--- start of Data for the task ---
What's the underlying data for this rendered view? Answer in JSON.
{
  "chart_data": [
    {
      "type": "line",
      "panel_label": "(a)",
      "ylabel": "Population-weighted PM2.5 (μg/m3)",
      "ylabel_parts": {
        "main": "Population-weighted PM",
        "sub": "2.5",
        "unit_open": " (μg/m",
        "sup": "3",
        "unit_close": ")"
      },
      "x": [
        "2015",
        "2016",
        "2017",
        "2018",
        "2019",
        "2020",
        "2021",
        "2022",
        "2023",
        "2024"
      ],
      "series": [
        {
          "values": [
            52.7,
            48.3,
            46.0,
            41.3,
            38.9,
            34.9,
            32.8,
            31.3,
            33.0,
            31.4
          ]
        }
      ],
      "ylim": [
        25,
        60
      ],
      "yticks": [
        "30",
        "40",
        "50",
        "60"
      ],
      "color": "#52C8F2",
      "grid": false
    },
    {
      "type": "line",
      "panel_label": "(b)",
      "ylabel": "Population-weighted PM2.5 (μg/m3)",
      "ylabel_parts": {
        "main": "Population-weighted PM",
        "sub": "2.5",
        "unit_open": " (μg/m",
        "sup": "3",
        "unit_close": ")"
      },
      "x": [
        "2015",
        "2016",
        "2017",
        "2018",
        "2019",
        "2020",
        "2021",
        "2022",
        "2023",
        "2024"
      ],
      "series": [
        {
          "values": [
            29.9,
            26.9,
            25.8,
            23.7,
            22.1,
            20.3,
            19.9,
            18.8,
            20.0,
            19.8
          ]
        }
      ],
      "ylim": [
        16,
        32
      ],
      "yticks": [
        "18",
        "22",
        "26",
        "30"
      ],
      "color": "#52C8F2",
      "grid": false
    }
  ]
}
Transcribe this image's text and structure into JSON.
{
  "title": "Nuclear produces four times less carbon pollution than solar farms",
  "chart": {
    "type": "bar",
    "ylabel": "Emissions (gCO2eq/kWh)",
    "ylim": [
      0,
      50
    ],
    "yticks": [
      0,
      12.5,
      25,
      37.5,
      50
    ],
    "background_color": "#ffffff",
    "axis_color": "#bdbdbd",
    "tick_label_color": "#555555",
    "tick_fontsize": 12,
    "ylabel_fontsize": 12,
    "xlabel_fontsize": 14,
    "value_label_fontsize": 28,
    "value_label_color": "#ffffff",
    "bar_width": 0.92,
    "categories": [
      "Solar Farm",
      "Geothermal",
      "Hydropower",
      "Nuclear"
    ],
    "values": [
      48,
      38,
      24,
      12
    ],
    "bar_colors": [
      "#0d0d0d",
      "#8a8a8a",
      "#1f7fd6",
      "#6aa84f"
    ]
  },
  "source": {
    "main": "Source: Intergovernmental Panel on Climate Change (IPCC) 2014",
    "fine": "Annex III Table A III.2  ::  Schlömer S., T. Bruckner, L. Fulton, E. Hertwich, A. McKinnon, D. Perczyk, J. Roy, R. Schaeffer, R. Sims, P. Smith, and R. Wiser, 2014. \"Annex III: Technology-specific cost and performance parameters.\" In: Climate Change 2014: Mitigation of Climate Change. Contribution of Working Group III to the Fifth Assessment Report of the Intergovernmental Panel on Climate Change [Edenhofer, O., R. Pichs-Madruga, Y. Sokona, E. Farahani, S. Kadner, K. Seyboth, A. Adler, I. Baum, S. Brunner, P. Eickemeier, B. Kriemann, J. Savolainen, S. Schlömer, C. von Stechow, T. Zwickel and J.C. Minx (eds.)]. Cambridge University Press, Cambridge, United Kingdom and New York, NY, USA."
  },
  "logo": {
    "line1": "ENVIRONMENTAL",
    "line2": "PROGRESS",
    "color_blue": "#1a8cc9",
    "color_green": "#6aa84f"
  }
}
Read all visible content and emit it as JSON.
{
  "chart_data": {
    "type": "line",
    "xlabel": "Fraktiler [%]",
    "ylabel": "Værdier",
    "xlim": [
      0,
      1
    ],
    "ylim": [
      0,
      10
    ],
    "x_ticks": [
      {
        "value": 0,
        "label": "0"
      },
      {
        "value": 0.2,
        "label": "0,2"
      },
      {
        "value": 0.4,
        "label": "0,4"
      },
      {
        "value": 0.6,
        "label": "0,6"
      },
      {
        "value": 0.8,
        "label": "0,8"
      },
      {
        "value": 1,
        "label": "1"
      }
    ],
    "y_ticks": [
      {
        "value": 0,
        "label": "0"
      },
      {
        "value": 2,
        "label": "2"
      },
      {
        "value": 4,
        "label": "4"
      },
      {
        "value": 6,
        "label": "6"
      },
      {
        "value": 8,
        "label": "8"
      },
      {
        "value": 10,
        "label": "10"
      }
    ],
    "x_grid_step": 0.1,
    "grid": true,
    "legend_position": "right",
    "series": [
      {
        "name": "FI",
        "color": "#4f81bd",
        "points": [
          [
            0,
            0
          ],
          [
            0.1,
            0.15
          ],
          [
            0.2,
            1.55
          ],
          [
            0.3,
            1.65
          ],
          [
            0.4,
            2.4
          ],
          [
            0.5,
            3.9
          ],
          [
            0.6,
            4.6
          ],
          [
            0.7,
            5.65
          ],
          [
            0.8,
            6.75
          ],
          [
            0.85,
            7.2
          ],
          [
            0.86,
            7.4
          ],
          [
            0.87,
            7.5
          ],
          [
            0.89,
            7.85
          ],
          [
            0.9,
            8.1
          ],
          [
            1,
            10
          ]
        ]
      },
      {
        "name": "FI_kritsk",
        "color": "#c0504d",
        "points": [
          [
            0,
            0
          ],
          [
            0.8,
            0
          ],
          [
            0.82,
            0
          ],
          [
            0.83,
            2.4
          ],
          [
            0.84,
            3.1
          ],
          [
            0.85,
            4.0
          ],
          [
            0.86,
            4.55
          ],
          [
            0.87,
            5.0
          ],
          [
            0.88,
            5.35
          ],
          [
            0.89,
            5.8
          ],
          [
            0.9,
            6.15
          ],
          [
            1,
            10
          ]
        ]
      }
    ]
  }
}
--- end of Data for the task ---
-- Direction --
Take the entries above and copy them out exactly.

-- Task response --
What's the underlying data for this rendered view? Answer in JSON.
{
  "chart_data": [
    {
      "type": "line",
      "panel_label": "(a)",
      "ylabel": "Population-weighted PM2.5 (μg/m3)",
      "ylabel_parts": {
        "main": "Population-weighted PM",
        "sub": "2.5",
        "unit_open": " (μg/m",
        "sup": "3",
        "unit_close": ")"
      },
      "x": [
        "2015",
        "2016",
        "2017",
        "2018",
        "2019",
        "2020",
        "2021",
        "2022",
        "2023",
        "2024"
      ],
      "series": [
        {
          "values": [
            52.7,
            48.3,
            46.0,
            41.3,
            38.9,
            34.9,
            32.8,
            31.3,
            33.0,
            31.4
          ]
        }
      ],
      "ylim": [
        25,
        60
      ],
      "yticks": [
        "30",
        "40",
        "50",
        "60"
      ],
      "color": "#52C8F2",
      "grid": false
    },
    {
      "type": "line",
      "panel_label": "(b)",
      "ylabel": "Population-weighted PM2.5 (μg/m3)",
      "ylabel_parts": {
        "main": "Population-weighted PM",
        "sub": "2.5",
        "unit_open": " (μg/m",
        "sup": "3",
        "unit_close": ")"
      },
      "x": [
        "2015",
        "2016",
        "2017",
        "2018",
        "2019",
        "2020",
        "2021",
        "2022",
        "2023",
        "2024"
      ],
      "series": [
        {
          "values": [
            29.9,
            26.9,
            25.8,
            23.7,
            22.1,
            20.3,
            19.9,
            18.8,
            20.0,
            19.8
          ]
        }
      ],
      "ylim": [
        16,
        32
      ],
      "yticks": [
        "18",
        "22",
        "26",
        "30"
      ],
      "color": "#52C8F2",
      "grid": false
    }
  ]
}
Transcribe this image's text and structure into JSON.
{
  "title": "Nuclear produces four times less carbon pollution than solar farms",
  "chart": {
    "type": "bar",
    "ylabel": "Emissions (gCO2eq/kWh)",
    "ylim": [
      0,
      50
    ],
    "yticks": [
      0,
      12.5,
      25,
      37.5,
      50
    ],
    "background_color": "#ffffff",
    "axis_color": "#bdbdbd",
    "tick_label_color": "#555555",
    "tick_fontsize": 12,
    "ylabel_fontsize": 12,
    "xlabel_fontsize": 14,
    "value_label_fontsize": 28,
    "value_label_color": "#ffffff",
    "bar_width": 0.92,
    "categories": [
      "Solar Farm",
      "Geothermal",
      "Hydropower",
      "Nuclear"
    ],
    "values": [
      48,
      38,
      24,
      12
    ],
    "bar_colors": [
      "#0d0d0d",
      "#8a8a8a",
      "#1f7fd6",
      "#6aa84f"
    ]
  },
  "source": {
    "main": "Source: Intergovernmental Panel on Climate Change (IPCC) 2014",
    "fine": "Annex III Table A III.2  ::  Schlömer S., T. Bruckner, L. Fulton, E. Hertwich, A. McKinnon, D. Perczyk, J. Roy, R. Schaeffer, R. Sims, P. Smith, and R. Wiser, 2014. \"Annex III: Technology-specific cost and performance parameters.\" In: Climate Change 2014: Mitigation of Climate Change. Contribution of Working Group III to the Fifth Assessment Report of the Intergovernmental Panel on Climate Change [Edenhofer, O., R. Pichs-Madruga, Y. Sokona, E. Farahani, S. Kadner, K. Seyboth, A. Adler, I. Baum, S. Brunner, P. Eickemeier, B. Kriemann, J. Savolainen, S. Schlömer, C. von Stechow, T. Zwickel and J.C. Minx (eds.)]. Cambridge University Press, Cambridge, United Kingdom and New York, NY, USA."
  },
  "logo": {
    "line1": "ENVIRONMENTAL",
    "line2": "PROGRESS",
    "color_blue": "#1a8cc9",
    "color_green": "#6aa84f"
  }
}
Read all visible content and emit it as JSON.
{
  "chart_data": {
    "type": "line",
    "xlabel": "Fraktiler [%]",
    "ylabel": "Værdier",
    "xlim": [
      0,
      1
    ],
    "ylim": [
      0,
      10
    ],
    "x_ticks": [
      {
        "value": 0,
        "label": "0"
      },
      {
        "value": 0.2,
        "label": "0,2"
      },
      {
        "value": 0.4,
        "label": "0,4"
      },
      {
        "value": 0.6,
        "label": "0,6"
      },
      {
        "value": 0.8,
        "label": "0,8"
      },
      {
        "value": 1,
        "label": "1"
      }
    ],
    "y_ticks": [
      {
        "value": 0,
        "label": "0"
      },
      {
        "value": 2,
        "label": "2"
      },
      {
        "value": 4,
        "label": "4"
      },
      {
        "value": 6,
        "label": "6"
      },
      {
        "value": 8,
        "label": "8"
      },
      {
        "value": 10,
        "label": "10"
      }
    ],
    "x_grid_step": 0.1,
    "grid": true,
    "legend_position": "right",
    "series": [
      {
        "name": "FI",
        "color": "#4f81bd",
        "points": [
          [
            0,
            0
          ],
          [
            0.1,
            0.15
          ],
          [
            0.2,
            1.55
          ],
          [
            0.3,
            1.65
          ],
          [
            0.4,
            2.4
          ],
          [
            0.5,
            3.9
          ],
          [
            0.6,
            4.6
          ],
          [
            0.7,
            5.65
          ],
          [
            0.8,
            6.75
          ],
          [
            0.85,
            7.2
          ],
          [
            0.86,
            7.4
          ],
          [
            0.87,
            7.5
          ],
          [
            0.89,
            7.85
          ],
          [
            0.9,
            8.1
          ],
          [
            1,
            10
          ]
        ]
      },
      {
        "name": "FI_kritsk",
        "color": "#c0504d",
        "points": [
          [
            0,
            0
          ],
          [
            0.8,
            0
          ],
          [
            0.82,
            0
          ],
          [
            0.83,
            2.4
          ],
          [
            0.84,
            3.1
          ],
          [
            0.85,
            4.0
          ],
          [
            0.86,
            4.55
          ],
          [
            0.87,
            5.0
          ],
          [
            0.88,
            5.35
          ],
          [
            0.89,
            5.8
          ],
          [
            0.9,
            6.15
          ],
          [
            1,
            10
          ]
        ]
      }
    ]
  }
}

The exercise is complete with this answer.